**SUPPLIED ENTRIES**
§

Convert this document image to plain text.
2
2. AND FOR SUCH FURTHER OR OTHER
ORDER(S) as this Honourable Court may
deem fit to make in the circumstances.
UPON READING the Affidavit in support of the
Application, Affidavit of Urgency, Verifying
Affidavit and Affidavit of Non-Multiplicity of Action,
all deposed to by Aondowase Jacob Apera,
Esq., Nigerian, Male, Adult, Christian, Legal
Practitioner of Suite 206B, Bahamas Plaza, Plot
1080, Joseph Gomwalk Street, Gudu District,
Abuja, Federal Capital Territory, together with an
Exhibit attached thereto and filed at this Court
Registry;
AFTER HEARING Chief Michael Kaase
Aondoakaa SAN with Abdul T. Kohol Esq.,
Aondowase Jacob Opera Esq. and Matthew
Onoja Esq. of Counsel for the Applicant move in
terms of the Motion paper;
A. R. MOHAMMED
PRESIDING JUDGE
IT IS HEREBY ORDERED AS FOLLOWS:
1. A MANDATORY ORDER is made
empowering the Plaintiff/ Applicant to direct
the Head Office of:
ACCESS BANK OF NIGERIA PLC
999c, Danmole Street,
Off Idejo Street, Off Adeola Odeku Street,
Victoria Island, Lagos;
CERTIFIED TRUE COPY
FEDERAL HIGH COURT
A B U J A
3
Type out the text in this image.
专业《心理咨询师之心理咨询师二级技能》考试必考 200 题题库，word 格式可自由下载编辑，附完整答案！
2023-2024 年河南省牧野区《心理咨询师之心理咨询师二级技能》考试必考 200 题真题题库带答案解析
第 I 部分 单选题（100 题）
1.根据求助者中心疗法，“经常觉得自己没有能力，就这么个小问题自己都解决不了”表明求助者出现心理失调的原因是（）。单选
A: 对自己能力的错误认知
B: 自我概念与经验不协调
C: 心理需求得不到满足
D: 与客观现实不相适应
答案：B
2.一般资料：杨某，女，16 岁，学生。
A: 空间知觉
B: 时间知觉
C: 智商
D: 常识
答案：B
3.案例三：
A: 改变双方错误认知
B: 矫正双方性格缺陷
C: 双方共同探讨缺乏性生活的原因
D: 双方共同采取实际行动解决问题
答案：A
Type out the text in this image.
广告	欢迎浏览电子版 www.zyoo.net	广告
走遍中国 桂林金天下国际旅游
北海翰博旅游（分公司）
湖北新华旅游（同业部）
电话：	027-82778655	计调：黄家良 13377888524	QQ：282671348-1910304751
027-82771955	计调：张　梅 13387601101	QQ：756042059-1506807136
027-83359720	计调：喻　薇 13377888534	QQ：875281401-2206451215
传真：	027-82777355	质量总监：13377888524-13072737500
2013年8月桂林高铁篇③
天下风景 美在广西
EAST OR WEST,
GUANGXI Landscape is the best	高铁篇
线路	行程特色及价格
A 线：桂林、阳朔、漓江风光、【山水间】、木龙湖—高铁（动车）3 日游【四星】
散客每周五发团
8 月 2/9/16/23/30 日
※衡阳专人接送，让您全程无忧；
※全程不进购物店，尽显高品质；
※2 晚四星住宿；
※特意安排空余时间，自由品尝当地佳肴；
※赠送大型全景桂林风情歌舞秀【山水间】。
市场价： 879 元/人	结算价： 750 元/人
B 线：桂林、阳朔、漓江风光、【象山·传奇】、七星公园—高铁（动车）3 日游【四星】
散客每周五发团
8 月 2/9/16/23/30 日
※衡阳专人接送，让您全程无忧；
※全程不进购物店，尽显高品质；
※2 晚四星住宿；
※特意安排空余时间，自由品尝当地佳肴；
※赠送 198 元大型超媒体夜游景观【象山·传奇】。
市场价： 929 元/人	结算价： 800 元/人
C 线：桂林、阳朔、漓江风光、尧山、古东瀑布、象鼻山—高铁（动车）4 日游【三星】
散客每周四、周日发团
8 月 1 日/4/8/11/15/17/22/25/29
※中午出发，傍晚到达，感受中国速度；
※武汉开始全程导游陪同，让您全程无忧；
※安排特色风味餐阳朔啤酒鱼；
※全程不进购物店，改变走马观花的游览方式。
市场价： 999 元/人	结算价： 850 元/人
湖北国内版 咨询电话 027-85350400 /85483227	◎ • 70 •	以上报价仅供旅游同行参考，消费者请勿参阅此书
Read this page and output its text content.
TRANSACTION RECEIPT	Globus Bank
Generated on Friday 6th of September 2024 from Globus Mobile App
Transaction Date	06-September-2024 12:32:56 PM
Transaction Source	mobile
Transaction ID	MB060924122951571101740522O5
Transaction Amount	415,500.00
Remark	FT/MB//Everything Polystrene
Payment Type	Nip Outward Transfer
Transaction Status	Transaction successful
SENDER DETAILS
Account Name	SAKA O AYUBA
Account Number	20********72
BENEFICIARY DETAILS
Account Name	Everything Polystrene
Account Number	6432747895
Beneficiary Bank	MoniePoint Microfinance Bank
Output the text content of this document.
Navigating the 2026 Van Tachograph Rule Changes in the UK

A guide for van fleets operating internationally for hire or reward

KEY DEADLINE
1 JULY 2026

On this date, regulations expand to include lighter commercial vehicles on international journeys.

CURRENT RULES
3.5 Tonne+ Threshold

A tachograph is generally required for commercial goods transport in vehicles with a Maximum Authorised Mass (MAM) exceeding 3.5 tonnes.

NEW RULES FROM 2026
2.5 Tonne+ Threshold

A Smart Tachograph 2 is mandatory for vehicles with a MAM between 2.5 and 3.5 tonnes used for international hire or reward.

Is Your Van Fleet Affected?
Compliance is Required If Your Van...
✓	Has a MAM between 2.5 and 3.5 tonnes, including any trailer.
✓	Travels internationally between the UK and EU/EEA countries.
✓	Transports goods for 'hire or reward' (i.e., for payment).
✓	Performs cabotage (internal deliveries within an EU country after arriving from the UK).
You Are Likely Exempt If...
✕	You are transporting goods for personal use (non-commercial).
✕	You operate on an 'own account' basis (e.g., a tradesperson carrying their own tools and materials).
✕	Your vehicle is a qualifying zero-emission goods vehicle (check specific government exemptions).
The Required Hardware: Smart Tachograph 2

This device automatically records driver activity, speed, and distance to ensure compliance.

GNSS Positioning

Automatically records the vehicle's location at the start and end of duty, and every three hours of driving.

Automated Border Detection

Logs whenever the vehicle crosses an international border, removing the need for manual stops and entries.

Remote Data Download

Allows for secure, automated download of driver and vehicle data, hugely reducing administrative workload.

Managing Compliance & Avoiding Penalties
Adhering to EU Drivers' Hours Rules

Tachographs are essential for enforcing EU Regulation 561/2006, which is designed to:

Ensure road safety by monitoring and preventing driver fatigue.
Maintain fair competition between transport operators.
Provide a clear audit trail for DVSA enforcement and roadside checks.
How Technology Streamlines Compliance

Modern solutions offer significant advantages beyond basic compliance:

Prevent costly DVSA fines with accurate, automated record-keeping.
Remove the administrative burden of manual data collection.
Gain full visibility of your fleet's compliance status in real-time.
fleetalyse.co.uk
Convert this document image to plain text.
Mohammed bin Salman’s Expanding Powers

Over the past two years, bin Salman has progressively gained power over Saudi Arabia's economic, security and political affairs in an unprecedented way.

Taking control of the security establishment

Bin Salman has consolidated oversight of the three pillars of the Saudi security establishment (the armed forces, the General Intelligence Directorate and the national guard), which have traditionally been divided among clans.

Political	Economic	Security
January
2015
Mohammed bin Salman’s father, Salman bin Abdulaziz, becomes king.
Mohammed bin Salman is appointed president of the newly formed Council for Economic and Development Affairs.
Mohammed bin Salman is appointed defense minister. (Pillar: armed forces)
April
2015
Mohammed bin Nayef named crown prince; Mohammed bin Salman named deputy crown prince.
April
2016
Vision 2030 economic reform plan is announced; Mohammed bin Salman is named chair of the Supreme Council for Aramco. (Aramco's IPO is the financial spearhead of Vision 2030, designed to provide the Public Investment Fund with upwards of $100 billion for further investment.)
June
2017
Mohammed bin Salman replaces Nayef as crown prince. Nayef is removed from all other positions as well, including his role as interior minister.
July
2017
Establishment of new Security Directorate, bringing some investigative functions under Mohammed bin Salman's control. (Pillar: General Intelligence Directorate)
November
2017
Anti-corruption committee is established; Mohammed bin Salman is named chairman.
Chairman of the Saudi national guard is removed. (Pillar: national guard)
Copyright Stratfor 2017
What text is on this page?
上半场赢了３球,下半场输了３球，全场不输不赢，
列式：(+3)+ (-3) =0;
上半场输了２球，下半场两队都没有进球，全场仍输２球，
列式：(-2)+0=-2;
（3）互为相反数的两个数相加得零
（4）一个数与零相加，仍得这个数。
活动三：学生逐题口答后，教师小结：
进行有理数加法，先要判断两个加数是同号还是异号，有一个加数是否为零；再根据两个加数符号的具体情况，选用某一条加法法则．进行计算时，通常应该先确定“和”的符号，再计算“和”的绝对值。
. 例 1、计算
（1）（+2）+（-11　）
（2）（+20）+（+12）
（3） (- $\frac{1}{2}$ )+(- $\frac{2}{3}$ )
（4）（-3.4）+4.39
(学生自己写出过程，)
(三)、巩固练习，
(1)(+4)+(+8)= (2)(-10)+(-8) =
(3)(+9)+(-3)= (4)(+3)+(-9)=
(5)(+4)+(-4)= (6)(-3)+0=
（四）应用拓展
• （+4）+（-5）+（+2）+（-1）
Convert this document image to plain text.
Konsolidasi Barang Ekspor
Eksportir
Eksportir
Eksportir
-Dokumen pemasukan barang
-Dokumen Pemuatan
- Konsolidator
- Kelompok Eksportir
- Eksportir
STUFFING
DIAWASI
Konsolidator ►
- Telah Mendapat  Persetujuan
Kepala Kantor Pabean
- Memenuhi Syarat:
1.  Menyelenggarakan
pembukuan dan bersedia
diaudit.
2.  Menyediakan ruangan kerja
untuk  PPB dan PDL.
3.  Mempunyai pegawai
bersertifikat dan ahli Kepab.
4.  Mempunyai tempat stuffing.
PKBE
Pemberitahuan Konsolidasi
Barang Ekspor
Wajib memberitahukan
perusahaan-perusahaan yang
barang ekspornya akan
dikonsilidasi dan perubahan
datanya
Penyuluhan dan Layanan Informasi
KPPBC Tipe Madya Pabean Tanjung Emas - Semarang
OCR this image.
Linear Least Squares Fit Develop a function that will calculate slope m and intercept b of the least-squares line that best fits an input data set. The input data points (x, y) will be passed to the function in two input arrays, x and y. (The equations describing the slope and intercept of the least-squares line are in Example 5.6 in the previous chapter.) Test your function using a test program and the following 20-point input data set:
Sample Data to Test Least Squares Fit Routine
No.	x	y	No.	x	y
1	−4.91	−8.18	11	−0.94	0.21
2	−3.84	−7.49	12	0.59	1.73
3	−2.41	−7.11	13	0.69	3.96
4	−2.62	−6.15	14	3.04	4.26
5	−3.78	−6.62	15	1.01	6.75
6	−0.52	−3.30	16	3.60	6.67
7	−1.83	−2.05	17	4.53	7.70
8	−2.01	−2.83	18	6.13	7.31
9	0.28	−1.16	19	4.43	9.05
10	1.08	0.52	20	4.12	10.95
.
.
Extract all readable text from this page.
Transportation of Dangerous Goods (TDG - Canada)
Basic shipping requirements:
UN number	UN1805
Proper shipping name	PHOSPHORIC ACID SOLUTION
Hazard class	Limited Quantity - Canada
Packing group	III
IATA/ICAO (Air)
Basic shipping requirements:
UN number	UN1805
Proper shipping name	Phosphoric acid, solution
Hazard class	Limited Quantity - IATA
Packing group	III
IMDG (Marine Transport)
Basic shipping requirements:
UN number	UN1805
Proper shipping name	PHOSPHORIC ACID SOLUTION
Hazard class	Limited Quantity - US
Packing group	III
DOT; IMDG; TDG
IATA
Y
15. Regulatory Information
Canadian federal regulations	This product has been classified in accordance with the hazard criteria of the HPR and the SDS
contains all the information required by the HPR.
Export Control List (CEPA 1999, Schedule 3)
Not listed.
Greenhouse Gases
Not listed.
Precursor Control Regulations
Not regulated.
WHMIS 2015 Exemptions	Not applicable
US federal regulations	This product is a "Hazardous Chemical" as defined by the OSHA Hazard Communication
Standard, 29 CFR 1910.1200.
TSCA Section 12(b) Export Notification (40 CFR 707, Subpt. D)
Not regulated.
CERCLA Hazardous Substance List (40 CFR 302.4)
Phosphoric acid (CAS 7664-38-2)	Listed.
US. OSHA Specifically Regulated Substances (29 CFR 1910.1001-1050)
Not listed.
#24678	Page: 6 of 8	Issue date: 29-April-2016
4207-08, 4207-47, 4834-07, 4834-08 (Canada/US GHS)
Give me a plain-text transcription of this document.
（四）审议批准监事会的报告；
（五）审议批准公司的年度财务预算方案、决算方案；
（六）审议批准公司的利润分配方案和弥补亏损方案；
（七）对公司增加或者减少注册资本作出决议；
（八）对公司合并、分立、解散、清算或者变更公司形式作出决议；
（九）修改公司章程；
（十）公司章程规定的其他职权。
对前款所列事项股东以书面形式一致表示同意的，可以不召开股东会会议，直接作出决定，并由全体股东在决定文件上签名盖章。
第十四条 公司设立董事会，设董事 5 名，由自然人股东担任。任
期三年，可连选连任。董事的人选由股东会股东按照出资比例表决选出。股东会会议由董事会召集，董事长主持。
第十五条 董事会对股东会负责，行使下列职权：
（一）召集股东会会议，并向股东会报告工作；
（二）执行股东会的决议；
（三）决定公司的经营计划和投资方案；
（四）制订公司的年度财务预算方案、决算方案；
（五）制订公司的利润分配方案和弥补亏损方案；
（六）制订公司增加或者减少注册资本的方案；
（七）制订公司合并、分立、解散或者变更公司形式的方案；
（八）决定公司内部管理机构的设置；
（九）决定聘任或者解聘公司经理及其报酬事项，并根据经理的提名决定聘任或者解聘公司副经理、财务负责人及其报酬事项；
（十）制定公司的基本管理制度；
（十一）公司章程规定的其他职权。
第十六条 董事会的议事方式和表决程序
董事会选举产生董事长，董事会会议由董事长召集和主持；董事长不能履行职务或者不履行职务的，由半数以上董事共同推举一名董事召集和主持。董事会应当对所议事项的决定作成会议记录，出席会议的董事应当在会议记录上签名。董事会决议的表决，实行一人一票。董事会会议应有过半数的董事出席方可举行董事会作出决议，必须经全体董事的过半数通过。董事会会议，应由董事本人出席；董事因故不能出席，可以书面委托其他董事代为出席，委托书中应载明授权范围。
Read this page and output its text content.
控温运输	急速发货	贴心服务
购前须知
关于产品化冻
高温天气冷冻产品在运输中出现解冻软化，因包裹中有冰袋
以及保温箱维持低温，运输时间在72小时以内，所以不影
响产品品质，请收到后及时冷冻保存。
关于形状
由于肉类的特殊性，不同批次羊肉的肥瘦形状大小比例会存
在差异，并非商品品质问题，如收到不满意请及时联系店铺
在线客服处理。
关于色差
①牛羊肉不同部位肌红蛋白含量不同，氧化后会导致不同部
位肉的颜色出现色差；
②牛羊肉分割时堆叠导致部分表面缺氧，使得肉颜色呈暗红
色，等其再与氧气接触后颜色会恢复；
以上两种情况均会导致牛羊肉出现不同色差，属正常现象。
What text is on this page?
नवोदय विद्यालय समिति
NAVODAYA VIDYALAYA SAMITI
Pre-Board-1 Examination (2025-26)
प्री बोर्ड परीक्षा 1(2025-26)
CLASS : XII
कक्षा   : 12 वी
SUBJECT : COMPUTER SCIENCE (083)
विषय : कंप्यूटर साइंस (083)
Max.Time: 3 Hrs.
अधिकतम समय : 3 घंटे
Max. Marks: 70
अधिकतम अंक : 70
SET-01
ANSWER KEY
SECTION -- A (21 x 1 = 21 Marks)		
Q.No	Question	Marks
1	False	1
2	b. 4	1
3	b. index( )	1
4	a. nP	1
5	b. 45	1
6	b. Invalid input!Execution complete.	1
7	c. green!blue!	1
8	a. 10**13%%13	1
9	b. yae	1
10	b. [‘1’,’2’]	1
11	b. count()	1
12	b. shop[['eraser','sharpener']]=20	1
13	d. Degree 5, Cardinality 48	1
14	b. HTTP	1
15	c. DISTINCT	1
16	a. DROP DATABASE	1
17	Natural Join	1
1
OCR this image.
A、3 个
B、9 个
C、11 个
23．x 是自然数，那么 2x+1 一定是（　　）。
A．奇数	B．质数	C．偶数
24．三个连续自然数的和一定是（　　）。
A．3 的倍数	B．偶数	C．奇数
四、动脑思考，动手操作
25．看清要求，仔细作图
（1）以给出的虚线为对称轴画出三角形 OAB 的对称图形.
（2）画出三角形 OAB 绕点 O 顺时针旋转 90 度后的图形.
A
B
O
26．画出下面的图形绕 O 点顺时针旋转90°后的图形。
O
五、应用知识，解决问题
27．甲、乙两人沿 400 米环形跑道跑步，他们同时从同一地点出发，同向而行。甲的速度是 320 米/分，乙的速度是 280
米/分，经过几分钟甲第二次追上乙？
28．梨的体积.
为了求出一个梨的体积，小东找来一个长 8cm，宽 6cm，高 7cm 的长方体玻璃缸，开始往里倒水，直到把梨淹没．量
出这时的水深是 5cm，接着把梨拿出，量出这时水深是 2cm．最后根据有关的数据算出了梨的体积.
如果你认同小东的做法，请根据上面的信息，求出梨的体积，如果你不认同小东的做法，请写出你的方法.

§

**PROBLEM REQUIREMENTS**
Using the material above, work out how many lines contain the string "vehicles". Give that number alone.

**RESULT BELOW**
3